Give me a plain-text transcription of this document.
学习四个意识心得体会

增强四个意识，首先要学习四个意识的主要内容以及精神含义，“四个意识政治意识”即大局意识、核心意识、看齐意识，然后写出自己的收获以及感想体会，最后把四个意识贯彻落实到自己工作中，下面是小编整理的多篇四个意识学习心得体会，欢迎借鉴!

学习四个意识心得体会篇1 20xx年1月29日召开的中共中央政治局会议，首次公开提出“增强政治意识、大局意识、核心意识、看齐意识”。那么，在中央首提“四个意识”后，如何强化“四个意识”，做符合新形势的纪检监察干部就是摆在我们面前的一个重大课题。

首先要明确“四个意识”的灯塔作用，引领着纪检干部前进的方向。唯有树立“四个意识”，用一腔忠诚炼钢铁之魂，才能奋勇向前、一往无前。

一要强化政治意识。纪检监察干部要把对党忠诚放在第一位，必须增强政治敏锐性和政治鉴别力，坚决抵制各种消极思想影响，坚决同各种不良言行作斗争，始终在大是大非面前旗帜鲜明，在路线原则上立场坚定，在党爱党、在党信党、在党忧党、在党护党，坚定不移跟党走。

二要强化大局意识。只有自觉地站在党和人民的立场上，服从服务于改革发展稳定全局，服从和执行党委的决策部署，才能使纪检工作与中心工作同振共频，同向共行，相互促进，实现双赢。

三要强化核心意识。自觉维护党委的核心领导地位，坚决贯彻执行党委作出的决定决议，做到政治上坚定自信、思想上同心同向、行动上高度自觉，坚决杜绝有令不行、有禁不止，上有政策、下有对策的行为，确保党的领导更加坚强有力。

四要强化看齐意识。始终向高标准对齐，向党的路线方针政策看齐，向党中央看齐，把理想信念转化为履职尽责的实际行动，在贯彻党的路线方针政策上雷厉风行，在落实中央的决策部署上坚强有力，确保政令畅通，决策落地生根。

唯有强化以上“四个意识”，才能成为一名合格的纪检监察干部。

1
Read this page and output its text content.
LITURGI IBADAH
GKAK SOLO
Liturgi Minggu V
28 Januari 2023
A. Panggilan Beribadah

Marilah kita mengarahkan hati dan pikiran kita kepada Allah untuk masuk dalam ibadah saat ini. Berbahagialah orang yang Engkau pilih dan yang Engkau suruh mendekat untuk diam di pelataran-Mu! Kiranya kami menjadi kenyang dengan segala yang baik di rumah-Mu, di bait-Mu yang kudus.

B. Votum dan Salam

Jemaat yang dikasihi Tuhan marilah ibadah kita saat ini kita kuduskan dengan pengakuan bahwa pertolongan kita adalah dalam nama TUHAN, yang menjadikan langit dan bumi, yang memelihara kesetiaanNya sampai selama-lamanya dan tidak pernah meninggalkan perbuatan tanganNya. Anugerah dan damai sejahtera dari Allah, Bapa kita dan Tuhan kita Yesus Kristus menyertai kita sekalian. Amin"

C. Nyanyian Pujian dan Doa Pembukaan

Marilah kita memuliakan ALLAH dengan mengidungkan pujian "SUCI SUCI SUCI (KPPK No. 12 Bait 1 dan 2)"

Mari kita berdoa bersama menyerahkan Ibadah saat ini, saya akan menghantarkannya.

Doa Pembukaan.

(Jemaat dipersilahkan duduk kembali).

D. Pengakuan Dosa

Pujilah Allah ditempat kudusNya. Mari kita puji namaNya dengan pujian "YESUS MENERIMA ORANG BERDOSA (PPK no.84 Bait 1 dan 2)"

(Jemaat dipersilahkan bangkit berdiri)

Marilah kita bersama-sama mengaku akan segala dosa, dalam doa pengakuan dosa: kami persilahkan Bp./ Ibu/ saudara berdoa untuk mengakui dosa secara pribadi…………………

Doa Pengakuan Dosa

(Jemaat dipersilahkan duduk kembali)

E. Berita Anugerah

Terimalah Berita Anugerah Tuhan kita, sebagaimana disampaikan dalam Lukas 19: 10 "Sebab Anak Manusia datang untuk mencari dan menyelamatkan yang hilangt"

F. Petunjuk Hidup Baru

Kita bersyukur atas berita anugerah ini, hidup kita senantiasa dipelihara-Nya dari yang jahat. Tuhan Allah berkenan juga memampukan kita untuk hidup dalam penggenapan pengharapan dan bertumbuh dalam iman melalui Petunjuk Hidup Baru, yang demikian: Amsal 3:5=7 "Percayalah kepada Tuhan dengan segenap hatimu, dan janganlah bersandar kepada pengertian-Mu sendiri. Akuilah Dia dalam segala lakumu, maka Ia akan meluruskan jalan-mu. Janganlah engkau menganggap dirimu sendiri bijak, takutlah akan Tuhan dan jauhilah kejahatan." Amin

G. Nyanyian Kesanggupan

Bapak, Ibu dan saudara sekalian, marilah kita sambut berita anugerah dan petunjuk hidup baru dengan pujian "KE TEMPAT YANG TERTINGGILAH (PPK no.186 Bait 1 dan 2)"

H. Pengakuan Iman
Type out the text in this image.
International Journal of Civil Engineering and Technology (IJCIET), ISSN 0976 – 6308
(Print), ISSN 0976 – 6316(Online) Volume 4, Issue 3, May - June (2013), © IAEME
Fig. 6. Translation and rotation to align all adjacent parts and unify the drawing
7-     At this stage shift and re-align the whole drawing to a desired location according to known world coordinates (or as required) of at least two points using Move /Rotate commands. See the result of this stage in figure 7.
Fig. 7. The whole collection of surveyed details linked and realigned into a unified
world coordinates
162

WHAT NEEDS TO BE DONE: Your task is to return the full listing exactly as it was given.

TASK RESULT:
Give me a plain-text transcription of this document.
学习四个意识心得体会

增强四个意识，首先要学习四个意识的主要内容以及精神含义，“四个意识政治意识”即大局意识、核心意识、看齐意识，然后写出自己的收获以及感想体会，最后把四个意识贯彻落实到自己工作中，下面是小编整理的多篇四个意识学习心得体会，欢迎借鉴!

学习四个意识心得体会篇1 20xx年1月29日召开的中共中央政治局会议，首次公开提出“增强政治意识、大局意识、核心意识、看齐意识”。那么，在中央首提“四个意识”后，如何强化“四个意识”，做符合新形势的纪检监察干部就是摆在我们面前的一个重大课题。

首先要明确“四个意识”的灯塔作用，引领着纪检干部前进的方向。唯有树立“四个意识”，用一腔忠诚炼钢铁之魂，才能奋勇向前、一往无前。

一要强化政治意识。纪检监察干部要把对党忠诚放在第一位，必须增强政治敏锐性和政治鉴别力，坚决抵制各种消极思想影响，坚决同各种不良言行作斗争，始终在大是大非面前旗帜鲜明，在路线原则上立场坚定，在党爱党、在党信党、在党忧党、在党护党，坚定不移跟党走。

二要强化大局意识。只有自觉地站在党和人民的立场上，服从服务于改革发展稳定全局，服从和执行党委的决策部署，才能使纪检工作与中心工作同振共频，同向共行，相互促进，实现双赢。

三要强化核心意识。自觉维护党委的核心领导地位，坚决贯彻执行党委作出的决定决议，做到政治上坚定自信、思想上同心同向、行动上高度自觉，坚决杜绝有令不行、有禁不止，上有政策、下有对策的行为，确保党的领导更加坚强有力。

四要强化看齐意识。始终向高标准对齐，向党的路线方针政策看齐，向党中央看齐，把理想信念转化为履职尽责的实际行动，在贯彻党的路线方针政策上雷厉风行，在落实中央的决策部署上坚强有力，确保政令畅通，决策落地生根。

唯有强化以上“四个意识”，才能成为一名合格的纪检监察干部。

1
Read this page and output its text content.
LITURGI IBADAH
GKAK SOLO
Liturgi Minggu V
28 Januari 2023
A. Panggilan Beribadah

Marilah kita mengarahkan hati dan pikiran kita kepada Allah untuk masuk dalam ibadah saat ini. Berbahagialah orang yang Engkau pilih dan yang Engkau suruh mendekat untuk diam di pelataran-Mu! Kiranya kami menjadi kenyang dengan segala yang baik di rumah-Mu, di bait-Mu yang kudus.

B. Votum dan Salam

Jemaat yang dikasihi Tuhan marilah ibadah kita saat ini kita kuduskan dengan pengakuan bahwa pertolongan kita adalah dalam nama TUHAN, yang menjadikan langit dan bumi, yang memelihara kesetiaanNya sampai selama-lamanya dan tidak pernah meninggalkan perbuatan tanganNya. Anugerah dan damai sejahtera dari Allah, Bapa kita dan Tuhan kita Yesus Kristus menyertai kita sekalian. Amin"

C. Nyanyian Pujian dan Doa Pembukaan

Marilah kita memuliakan ALLAH dengan mengidungkan pujian "SUCI SUCI SUCI (KPPK No. 12 Bait 1 dan 2)"

Mari kita berdoa bersama menyerahkan Ibadah saat ini, saya akan menghantarkannya.

Doa Pembukaan.

(Jemaat dipersilahkan duduk kembali).

D. Pengakuan Dosa

Pujilah Allah ditempat kudusNya. Mari kita puji namaNya dengan pujian "YESUS MENERIMA ORANG BERDOSA (PPK no.84 Bait 1 dan 2)"

(Jemaat dipersilahkan bangkit berdiri)

Marilah kita bersama-sama mengaku akan segala dosa, dalam doa pengakuan dosa: kami persilahkan Bp./ Ibu/ saudara berdoa untuk mengakui dosa secara pribadi…………………

Doa Pengakuan Dosa

(Jemaat dipersilahkan duduk kembali)

E. Berita Anugerah

Terimalah Berita Anugerah Tuhan kita, sebagaimana disampaikan dalam Lukas 19: 10 "Sebab Anak Manusia datang untuk mencari dan menyelamatkan yang hilangt"

F. Petunjuk Hidup Baru

Kita bersyukur atas berita anugerah ini, hidup kita senantiasa dipelihara-Nya dari yang jahat. Tuhan Allah berkenan juga memampukan kita untuk hidup dalam penggenapan pengharapan dan bertumbuh dalam iman melalui Petunjuk Hidup Baru, yang demikian: Amsal 3:5=7 "Percayalah kepada Tuhan dengan segenap hatimu, dan janganlah bersandar kepada pengertian-Mu sendiri. Akuilah Dia dalam segala lakumu, maka Ia akan meluruskan jalan-mu. Janganlah engkau menganggap dirimu sendiri bijak, takutlah akan Tuhan dan jauhilah kejahatan." Amin

G. Nyanyian Kesanggupan

Bapak, Ibu dan saudara sekalian, marilah kita sambut berita anugerah dan petunjuk hidup baru dengan pujian "KE TEMPAT YANG TERTINGGILAH (PPK no.186 Bait 1 dan 2)"

H. Pengakuan Iman
Type out the text in this image.
International Journal of Civil Engineering and Technology (IJCIET), ISSN 0976 – 6308
(Print), ISSN 0976 – 6316(Online) Volume 4, Issue 3, May - June (2013), © IAEME
Fig. 6. Translation and rotation to align all adjacent parts and unify the drawing
7-     At this stage shift and re-align the whole drawing to a desired location according to known world coordinates (or as required) of at least two points using Move /Rotate commands. See the result of this stage in figure 7.
Fig. 7. The whole collection of surveyed details linked and realigned into a unified
world coordinates
162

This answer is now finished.